Problem requirements: Rewrite the items below, changing every "Circle shape" to "Ellipse" and leaving everything else as it is.

--- Begin Data section ---

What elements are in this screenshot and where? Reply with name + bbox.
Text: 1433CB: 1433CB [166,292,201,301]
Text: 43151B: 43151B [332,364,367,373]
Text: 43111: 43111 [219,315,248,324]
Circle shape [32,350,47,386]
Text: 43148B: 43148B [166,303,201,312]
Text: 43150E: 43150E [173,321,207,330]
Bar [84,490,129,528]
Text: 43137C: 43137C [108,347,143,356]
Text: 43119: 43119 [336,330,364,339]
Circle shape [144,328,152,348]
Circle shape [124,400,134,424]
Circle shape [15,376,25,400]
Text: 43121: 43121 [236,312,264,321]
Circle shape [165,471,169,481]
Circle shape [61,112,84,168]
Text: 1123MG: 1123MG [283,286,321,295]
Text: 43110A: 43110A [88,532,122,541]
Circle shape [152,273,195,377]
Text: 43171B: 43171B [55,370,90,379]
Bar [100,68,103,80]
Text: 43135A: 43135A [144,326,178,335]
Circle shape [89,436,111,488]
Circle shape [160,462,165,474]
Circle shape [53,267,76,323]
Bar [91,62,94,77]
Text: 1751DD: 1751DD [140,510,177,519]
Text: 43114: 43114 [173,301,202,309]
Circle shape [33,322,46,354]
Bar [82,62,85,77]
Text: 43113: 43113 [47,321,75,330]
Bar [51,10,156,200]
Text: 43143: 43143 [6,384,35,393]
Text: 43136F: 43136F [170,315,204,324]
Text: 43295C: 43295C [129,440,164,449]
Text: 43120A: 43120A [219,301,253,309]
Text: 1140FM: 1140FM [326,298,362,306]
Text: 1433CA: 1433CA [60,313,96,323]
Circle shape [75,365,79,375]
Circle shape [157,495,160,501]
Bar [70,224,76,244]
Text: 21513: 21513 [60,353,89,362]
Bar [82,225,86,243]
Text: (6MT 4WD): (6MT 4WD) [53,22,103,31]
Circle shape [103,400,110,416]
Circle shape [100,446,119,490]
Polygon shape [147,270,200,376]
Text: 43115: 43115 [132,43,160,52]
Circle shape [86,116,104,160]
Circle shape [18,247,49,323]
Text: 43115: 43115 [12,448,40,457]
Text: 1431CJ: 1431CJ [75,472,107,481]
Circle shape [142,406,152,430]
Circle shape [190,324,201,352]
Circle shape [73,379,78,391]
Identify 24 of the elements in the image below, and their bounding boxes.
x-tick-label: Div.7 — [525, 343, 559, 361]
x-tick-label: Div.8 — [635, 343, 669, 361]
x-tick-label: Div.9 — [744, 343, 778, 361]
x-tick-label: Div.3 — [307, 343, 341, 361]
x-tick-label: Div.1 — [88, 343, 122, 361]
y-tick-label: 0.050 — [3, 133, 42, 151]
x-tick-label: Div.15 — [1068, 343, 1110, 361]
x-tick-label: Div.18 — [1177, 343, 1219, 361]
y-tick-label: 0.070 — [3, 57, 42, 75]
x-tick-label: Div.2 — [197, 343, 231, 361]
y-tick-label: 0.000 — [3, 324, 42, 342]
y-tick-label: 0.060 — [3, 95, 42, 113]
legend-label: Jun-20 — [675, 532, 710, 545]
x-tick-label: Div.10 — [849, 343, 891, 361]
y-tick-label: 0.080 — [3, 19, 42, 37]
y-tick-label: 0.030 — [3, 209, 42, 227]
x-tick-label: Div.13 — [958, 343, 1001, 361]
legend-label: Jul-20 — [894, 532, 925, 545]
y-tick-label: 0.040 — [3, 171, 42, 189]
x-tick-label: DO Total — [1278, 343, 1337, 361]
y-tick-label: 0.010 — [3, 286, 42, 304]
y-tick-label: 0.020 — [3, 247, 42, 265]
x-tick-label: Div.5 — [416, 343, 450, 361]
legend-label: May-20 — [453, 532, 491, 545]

--- End Data section ---

Task output:
What elements are in this screenshot and where? Reply with name + bbox.
Text: 1433CB: 1433CB [166,292,201,301]
Text: 43151B: 43151B [332,364,367,373]
Text: 43111: 43111 [219,315,248,324]
Ellipse [32,350,47,386]
Text: 43148B: 43148B [166,303,201,312]
Text: 43150E: 43150E [173,321,207,330]
Bar [84,490,129,528]
Text: 43137C: 43137C [108,347,143,356]
Text: 43119: 43119 [336,330,364,339]
Ellipse [144,328,152,348]
Ellipse [124,400,134,424]
Ellipse [15,376,25,400]
Text: 43121: 43121 [236,312,264,321]
Ellipse [165,471,169,481]
Ellipse [61,112,84,168]
Text: 1123MG: 1123MG [283,286,321,295]
Text: 43110A: 43110A [88,532,122,541]
Ellipse [152,273,195,377]
Text: 43171B: 43171B [55,370,90,379]
Bar [100,68,103,80]
Text: 43135A: 43135A [144,326,178,335]
Ellipse [89,436,111,488]
Ellipse [160,462,165,474]
Ellipse [53,267,76,323]
Bar [91,62,94,77]
Text: 1751DD: 1751DD [140,510,177,519]
Text: 43114: 43114 [173,301,202,309]
Ellipse [33,322,46,354]
Bar [82,62,85,77]
Text: 43113: 43113 [47,321,75,330]
Bar [51,10,156,200]
Text: 43143: 43143 [6,384,35,393]
Text: 43136F: 43136F [170,315,204,324]
Text: 43295C: 43295C [129,440,164,449]
Text: 43120A: 43120A [219,301,253,309]
Text: 1140FM: 1140FM [326,298,362,306]
Text: 1433CA: 1433CA [60,313,96,323]
Ellipse [75,365,79,375]
Ellipse [157,495,160,501]
Bar [70,224,76,244]
Text: 21513: 21513 [60,353,89,362]
Bar [82,225,86,243]
Text: (6MT 4WD): (6MT 4WD) [53,22,103,31]
Ellipse [103,400,110,416]
Ellipse [100,446,119,490]
Polygon shape [147,270,200,376]
Text: 43115: 43115 [132,43,160,52]
Ellipse [86,116,104,160]
Ellipse [18,247,49,323]
Text: 43115: 43115 [12,448,40,457]
Text: 1431CJ: 1431CJ [75,472,107,481]
Ellipse [142,406,152,430]
Ellipse [190,324,201,352]
Ellipse [73,379,78,391]
Identify 24 of the elements in the image below, and their bounding boxes.
x-tick-label: Div.7 — [525, 343, 559, 361]
x-tick-label: Div.8 — [635, 343, 669, 361]
x-tick-label: Div.9 — [744, 343, 778, 361]
x-tick-label: Div.3 — [307, 343, 341, 361]
x-tick-label: Div.1 — [88, 343, 122, 361]
y-tick-label: 0.050 — [3, 133, 42, 151]
x-tick-label: Div.15 — [1068, 343, 1110, 361]
x-tick-label: Div.18 — [1177, 343, 1219, 361]
y-tick-label: 0.070 — [3, 57, 42, 75]
x-tick-label: Div.2 — [197, 343, 231, 361]
y-tick-label: 0.000 — [3, 324, 42, 342]
y-tick-label: 0.060 — [3, 95, 42, 113]
legend-label: Jun-20 — [675, 532, 710, 545]
x-tick-label: Div.10 — [849, 343, 891, 361]
y-tick-label: 0.080 — [3, 19, 42, 37]
y-tick-label: 0.030 — [3, 209, 42, 227]
x-tick-label: Div.13 — [958, 343, 1001, 361]
legend-label: Jul-20 — [894, 532, 925, 545]
y-tick-label: 0.040 — [3, 171, 42, 189]
x-tick-label: DO Total — [1278, 343, 1337, 361]
y-tick-label: 0.010 — [3, 286, 42, 304]
y-tick-label: 0.020 — [3, 247, 42, 265]
x-tick-label: Div.5 — [416, 343, 450, 361]
legend-label: May-20 — [453, 532, 491, 545]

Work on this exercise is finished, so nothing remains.